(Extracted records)
■ ■ ■

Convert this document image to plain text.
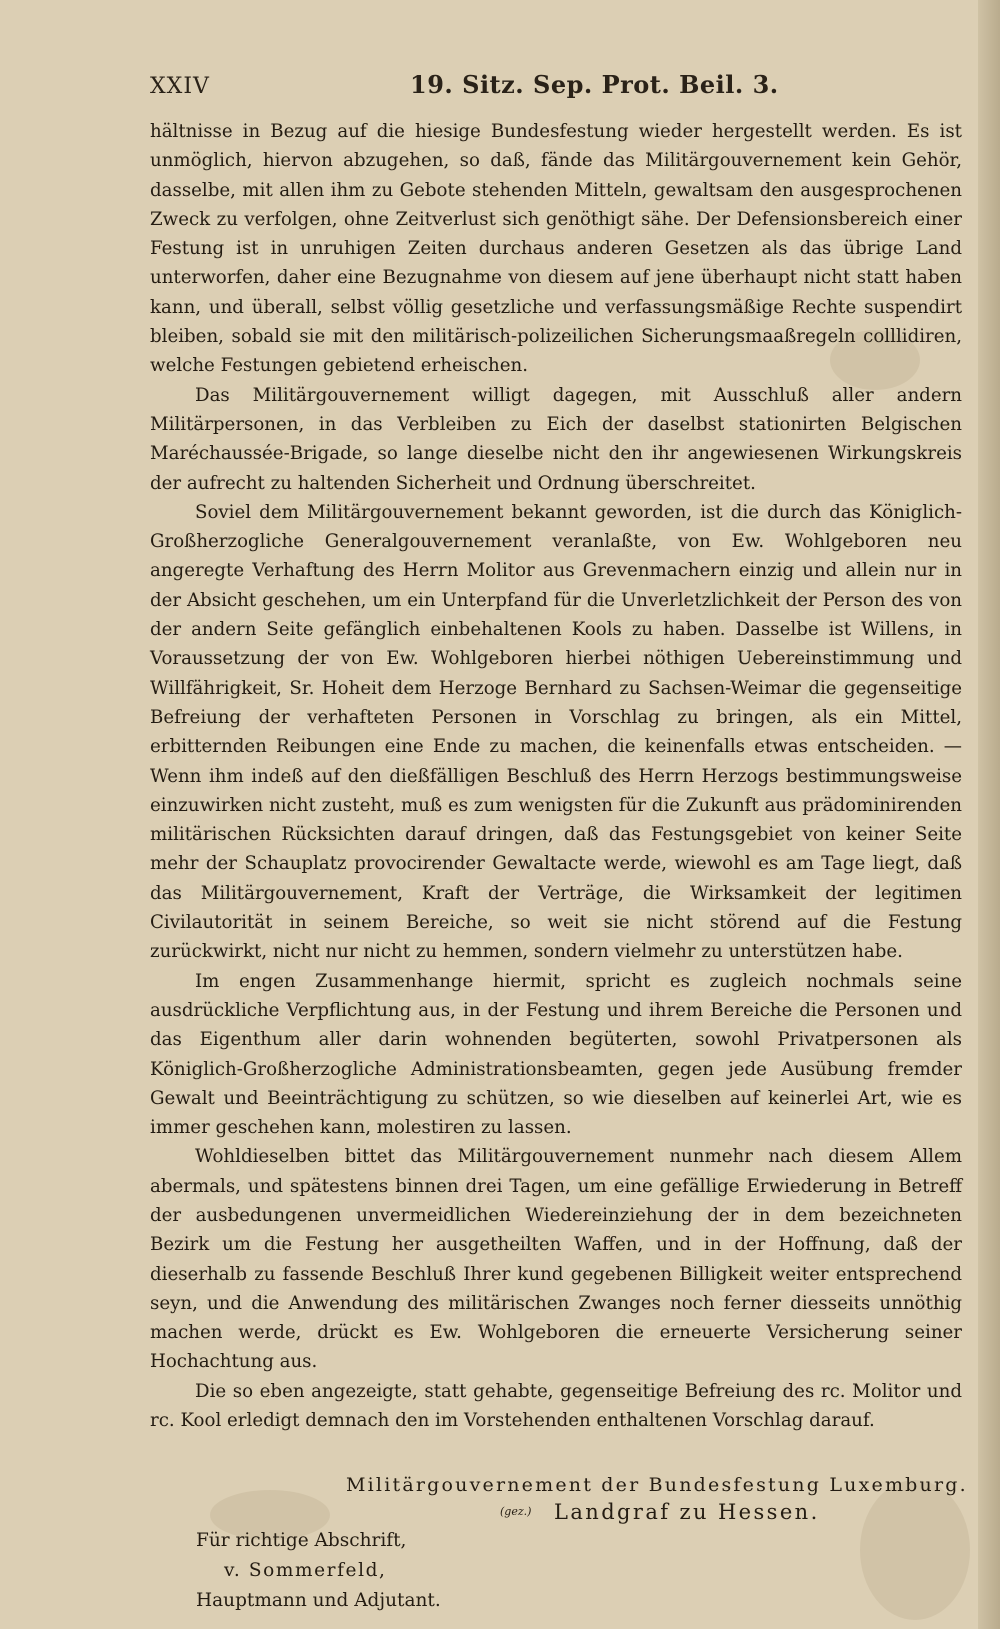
XXIV	19. Sitz. Sep. Prot. Beil. 3.

hältnisse in Bezug auf die hiesige Bundesfestung wieder hergestellt werden. Es ist unmöglich, hiervon abzugehen, so daß, fände das Militärgouvernement kein Gehör, dasselbe, mit allen ihm zu Gebote stehenden Mitteln, gewaltsam den ausgesprochenen Zweck zu verfolgen, ohne Zeitverlust sich genöthigt sähe. Der Defensionsbereich einer Festung ist in unruhigen Zeiten durchaus anderen Gesetzen als das übrige Land unterworfen, daher eine Bezugnahme von diesem auf jene überhaupt nicht statt haben kann, und überall, selbst völlig gesetzliche und verfassungsmäßige Rechte suspendirt bleiben, sobald sie mit den militärisch-polizeilichen Sicherungsmaaßregeln colllidiren, welche Festungen gebietend erheischen.

Das Militärgouvernement willigt dagegen, mit Ausschluß aller andern Militärpersonen, in das Verbleiben zu Eich der daselbst stationirten Belgischen Maréchaussée-Brigade, so lange dieselbe nicht den ihr angewiesenen Wirkungskreis der aufrecht zu haltenden Sicherheit und Ordnung überschreitet.

Soviel dem Militärgouvernement bekannt geworden, ist die durch das Königlich-Großherzogliche Generalgouvernement veranlaßte, von Ew. Wohlgeboren neu angeregte Verhaftung des Herrn Molitor aus Grevenmachern einzig und allein nur in der Absicht geschehen, um ein Unterpfand für die Unverletzlichkeit der Person des von der andern Seite gefänglich einbehaltenen Kools zu haben. Dasselbe ist Willens, in Voraussetzung der von Ew. Wohlgeboren hierbei nöthigen Uebereinstimmung und Willfährigkeit, Sr. Hoheit dem Herzoge Bernhard zu Sachsen-Weimar die gegenseitige Befreiung der verhafteten Personen in Vorschlag zu bringen, als ein Mittel, erbitternden Reibungen eine Ende zu machen, die keinenfalls etwas entscheiden. — Wenn ihm indeß auf den dießfälligen Beschluß des Herrn Herzogs bestimmungsweise einzuwirken nicht zusteht, muß es zum wenigsten für die Zukunft aus prädominirenden militärischen Rücksichten darauf dringen, daß das Festungsgebiet von keiner Seite mehr der Schauplatz provocirender Gewaltacte werde, wiewohl es am Tage liegt, daß das Militärgouvernement, Kraft der Verträge, die Wirksamkeit der legitimen Civilautorität in seinem Bereiche, so weit sie nicht störend auf die Festung zurückwirkt, nicht nur nicht zu hemmen, sondern vielmehr zu unterstützen habe.

Im engen Zusammenhange hiermit, spricht es zugleich nochmals seine ausdrückliche Verpflichtung aus, in der Festung und ihrem Bereiche die Personen und das Eigenthum aller darin wohnenden begüterten, sowohl Privatpersonen als Königlich-Großherzogliche Administrationsbeamten, gegen jede Ausübung fremder Gewalt und Beeinträchtigung zu schützen, so wie dieselben auf keinerlei Art, wie es immer geschehen kann, molestiren zu lassen.

Wohldieselben bittet das Militärgouvernement nunmehr nach diesem Allem abermals, und spätestens binnen drei Tagen, um eine gefällige Erwiederung in Betreff der ausbedungenen unvermeidlichen Wiedereinziehung der in dem bezeichneten Bezirk um die Festung her ausgetheilten Waffen, und in der Hoffnung, daß der dieserhalb zu fassende Beschluß Ihrer kund gegebenen Billigkeit weiter entsprechend seyn, und die Anwendung des militärischen Zwanges noch ferner diesseits unnöthig machen werde, drückt es Ew. Wohlgeboren die erneuerte Versicherung seiner Hochachtung aus.

Die so eben angezeigte, statt gehabte, gegenseitige Befreiung des rc. Molitor und rc. Kool erledigt demnach den im Vorstehenden enthaltenen Vorschlag darauf.

Militärgouvernement der Bundesfestung Luxemburg.
(gez.) Landgraf zu Hessen.
Für richtige Abschrift,
v. Sommerfeld,
Hauptmann und Adjutant.
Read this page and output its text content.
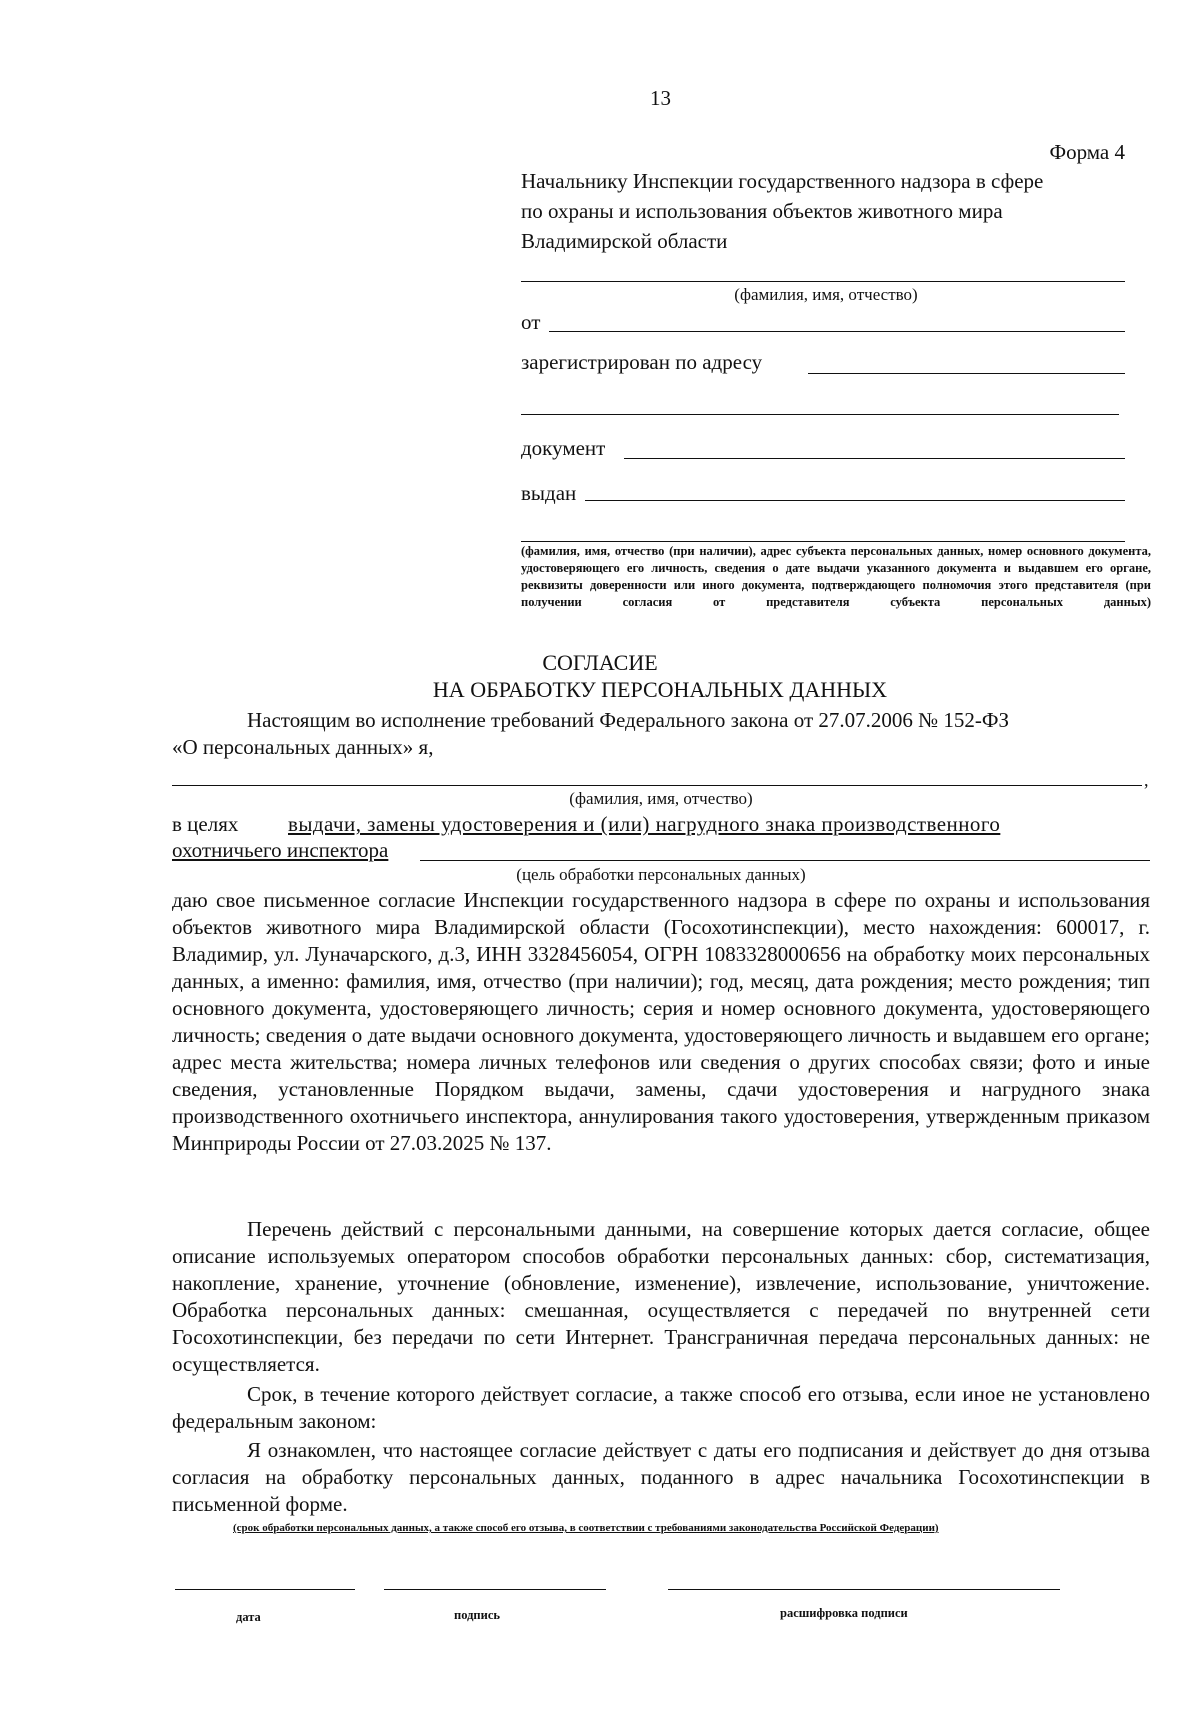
13
Форма 4
Начальнику Инспекции государственного надзора в сфере
по охраны и использования объектов животного мира
Владимирской области
(фамилия, имя, отчество)
от
зарегистрирован по адресу
документ
выдан
(фамилия, имя, отчество (при наличии), адрес субъекта персональных данных, номер основного документа, удостоверяющего его личность, сведения о дате выдачи указанного документа и выдавшем его органе, реквизиты доверенности или иного документа, подтверждающего полномочия этого представителя (при получении согласия от представителя субъекта персональных данных)
СОГЛАСИЕ
НА ОБРАБОТКУ ПЕРСОНАЛЬНЫХ ДАННЫХ
Настоящим во исполнение требований Федерального закона от 27.07.2006 № 152-ФЗ
«О персональных данных» я,
,
(фамилия, имя, отчество)
в целях выдачи, замены удостоверения и (или) нагрудного знака производственного
охотничьего инспектора
(цель обработки персональных данных)
даю свое письменное согласие Инспекции государственного надзора в сфере по охраны и использования объектов животного мира Владимирской области (Госохотинспекции), место нахождения: 600017, г. Владимир, ул. Луначарского, д.3, ИНН 3328456054, ОГРН 1083328000656 на обработку моих персональных данных, а именно: фамилия, имя, отчество (при наличии); год, месяц, дата рождения; место рождения; тип основного документа, удостоверяющего личность; серия и номер основного документа, удостоверяющего личность; сведения о дате выдачи основного документа, удостоверяющего личность и выдавшем его органе; адрес места жительства; номера личных телефонов или сведения о других способах связи; фото и иные сведения, установленные Порядком выдачи, замены, сдачи удостоверения и нагрудного знака производственного охотничьего инспектора, аннулирования такого удостоверения, утвержденным приказом Минприроды России от 27.03.2025 № 137.
Перечень действий с персональными данными, на совершение которых дается согласие, общее описание используемых оператором способов обработки персональных данных: сбор, систематизация, накопление, хранение, уточнение (обновление, изменение), извлечение, использование, уничтожение. Обработка персональных данных: смешанная, осуществляется с передачей по внутренней сети Госохотинспекции, без передачи по сети Интернет. Трансграничная передача персональных данных: не осуществляется.
Срок, в течение которого действует согласие, а также способ его отзыва, если иное не установлено федеральным законом:
Я ознакомлен, что настоящее согласие действует с даты его подписания и действует до дня отзыва согласия на обработку персональных данных, поданного в адрес начальника Госохотинспекции в письменной форме.
(срок обработки персональных данных, а также способ его отзыва, в соответствии с требованиями законодательства Российской Федерации)
дата	подпись	расшифровка подписи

■ ■ ■

_Work to do_
Strip the images and reproduce the remaining records precisely.

_Task output_
Convert this document image to plain text.
XXIV	19. Sitz. Sep. Prot. Beil. 3.

hältnisse in Bezug auf die hiesige Bundesfestung wieder hergestellt werden. Es ist unmöglich, hiervon abzugehen, so daß, fände das Militärgouvernement kein Gehör, dasselbe, mit allen ihm zu Gebote stehenden Mitteln, gewaltsam den ausgesprochenen Zweck zu verfolgen, ohne Zeitverlust sich genöthigt sähe. Der Defensionsbereich einer Festung ist in unruhigen Zeiten durchaus anderen Gesetzen als das übrige Land unterworfen, daher eine Bezugnahme von diesem auf jene überhaupt nicht statt haben kann, und überall, selbst völlig gesetzliche und verfassungsmäßige Rechte suspendirt bleiben, sobald sie mit den militärisch-polizeilichen Sicherungsmaaßregeln colllidiren, welche Festungen gebietend erheischen.

Das Militärgouvernement willigt dagegen, mit Ausschluß aller andern Militärpersonen, in das Verbleiben zu Eich der daselbst stationirten Belgischen Maréchaussée-Brigade, so lange dieselbe nicht den ihr angewiesenen Wirkungskreis der aufrecht zu haltenden Sicherheit und Ordnung überschreitet.

Soviel dem Militärgouvernement bekannt geworden, ist die durch das Königlich-Großherzogliche Generalgouvernement veranlaßte, von Ew. Wohlgeboren neu angeregte Verhaftung des Herrn Molitor aus Grevenmachern einzig und allein nur in der Absicht geschehen, um ein Unterpfand für die Unverletzlichkeit der Person des von der andern Seite gefänglich einbehaltenen Kools zu haben. Dasselbe ist Willens, in Voraussetzung der von Ew. Wohlgeboren hierbei nöthigen Uebereinstimmung und Willfährigkeit, Sr. Hoheit dem Herzoge Bernhard zu Sachsen-Weimar die gegenseitige Befreiung der verhafteten Personen in Vorschlag zu bringen, als ein Mittel, erbitternden Reibungen eine Ende zu machen, die keinenfalls etwas entscheiden. — Wenn ihm indeß auf den dießfälligen Beschluß des Herrn Herzogs bestimmungsweise einzuwirken nicht zusteht, muß es zum wenigsten für die Zukunft aus prädominirenden militärischen Rücksichten darauf dringen, daß das Festungsgebiet von keiner Seite mehr der Schauplatz provocirender Gewaltacte werde, wiewohl es am Tage liegt, daß das Militärgouvernement, Kraft der Verträge, die Wirksamkeit der legitimen Civilautorität in seinem Bereiche, so weit sie nicht störend auf die Festung zurückwirkt, nicht nur nicht zu hemmen, sondern vielmehr zu unterstützen habe.

Im engen Zusammenhange hiermit, spricht es zugleich nochmals seine ausdrückliche Verpflichtung aus, in der Festung und ihrem Bereiche die Personen und das Eigenthum aller darin wohnenden begüterten, sowohl Privatpersonen als Königlich-Großherzogliche Administrationsbeamten, gegen jede Ausübung fremder Gewalt und Beeinträchtigung zu schützen, so wie dieselben auf keinerlei Art, wie es immer geschehen kann, molestiren zu lassen.

Wohldieselben bittet das Militärgouvernement nunmehr nach diesem Allem abermals, und spätestens binnen drei Tagen, um eine gefällige Erwiederung in Betreff der ausbedungenen unvermeidlichen Wiedereinziehung der in dem bezeichneten Bezirk um die Festung her ausgetheilten Waffen, und in der Hoffnung, daß der dieserhalb zu fassende Beschluß Ihrer kund gegebenen Billigkeit weiter entsprechend seyn, und die Anwendung des militärischen Zwanges noch ferner diesseits unnöthig machen werde, drückt es Ew. Wohlgeboren die erneuerte Versicherung seiner Hochachtung aus.

Die so eben angezeigte, statt gehabte, gegenseitige Befreiung des rc. Molitor und rc. Kool erledigt demnach den im Vorstehenden enthaltenen Vorschlag darauf.

Militärgouvernement der Bundesfestung Luxemburg.
(gez.) Landgraf zu Hessen.
Für richtige Abschrift,
v. Sommerfeld,
Hauptmann und Adjutant.
Read this page and output its text content.
13
Форма 4
Начальнику Инспекции государственного надзора в сфере
по охраны и использования объектов животного мира
Владимирской области
(фамилия, имя, отчество)
от
зарегистрирован по адресу
документ
выдан
(фамилия, имя, отчество (при наличии), адрес субъекта персональных данных, номер основного документа, удостоверяющего его личность, сведения о дате выдачи указанного документа и выдавшем его органе, реквизиты доверенности или иного документа, подтверждающего полномочия этого представителя (при получении согласия от представителя субъекта персональных данных)
СОГЛАСИЕ
НА ОБРАБОТКУ ПЕРСОНАЛЬНЫХ ДАННЫХ
Настоящим во исполнение требований Федерального закона от 27.07.2006 № 152-ФЗ
«О персональных данных» я,
,
(фамилия, имя, отчество)
в целях выдачи, замены удостоверения и (или) нагрудного знака производственного
охотничьего инспектора
(цель обработки персональных данных)
даю свое письменное согласие Инспекции государственного надзора в сфере по охраны и использования объектов животного мира Владимирской области (Госохотинспекции), место нахождения: 600017, г. Владимир, ул. Луначарского, д.3, ИНН 3328456054, ОГРН 1083328000656 на обработку моих персональных данных, а именно: фамилия, имя, отчество (при наличии); год, месяц, дата рождения; место рождения; тип основного документа, удостоверяющего личность; серия и номер основного документа, удостоверяющего личность; сведения о дате выдачи основного документа, удостоверяющего личность и выдавшем его органе; адрес места жительства; номера личных телефонов или сведения о других способах связи; фото и иные сведения, установленные Порядком выдачи, замены, сдачи удостоверения и нагрудного знака производственного охотничьего инспектора, аннулирования такого удостоверения, утвержденным приказом Минприроды России от 27.03.2025 № 137.
Перечень действий с персональными данными, на совершение которых дается согласие, общее описание используемых оператором способов обработки персональных данных: сбор, систематизация, накопление, хранение, уточнение (обновление, изменение), извлечение, использование, уничтожение. Обработка персональных данных: смешанная, осуществляется с передачей по внутренней сети Госохотинспекции, без передачи по сети Интернет. Трансграничная передача персональных данных: не осуществляется.
Срок, в течение которого действует согласие, а также способ его отзыва, если иное не установлено федеральным законом:
Я ознакомлен, что настоящее согласие действует с даты его подписания и действует до дня отзыва согласия на обработку персональных данных, поданного в адрес начальника Госохотинспекции в письменной форме.
(срок обработки персональных данных, а также способ его отзыва, в соответствии с требованиями законодательства Российской Федерации)
дата	подпись	расшифровка подписи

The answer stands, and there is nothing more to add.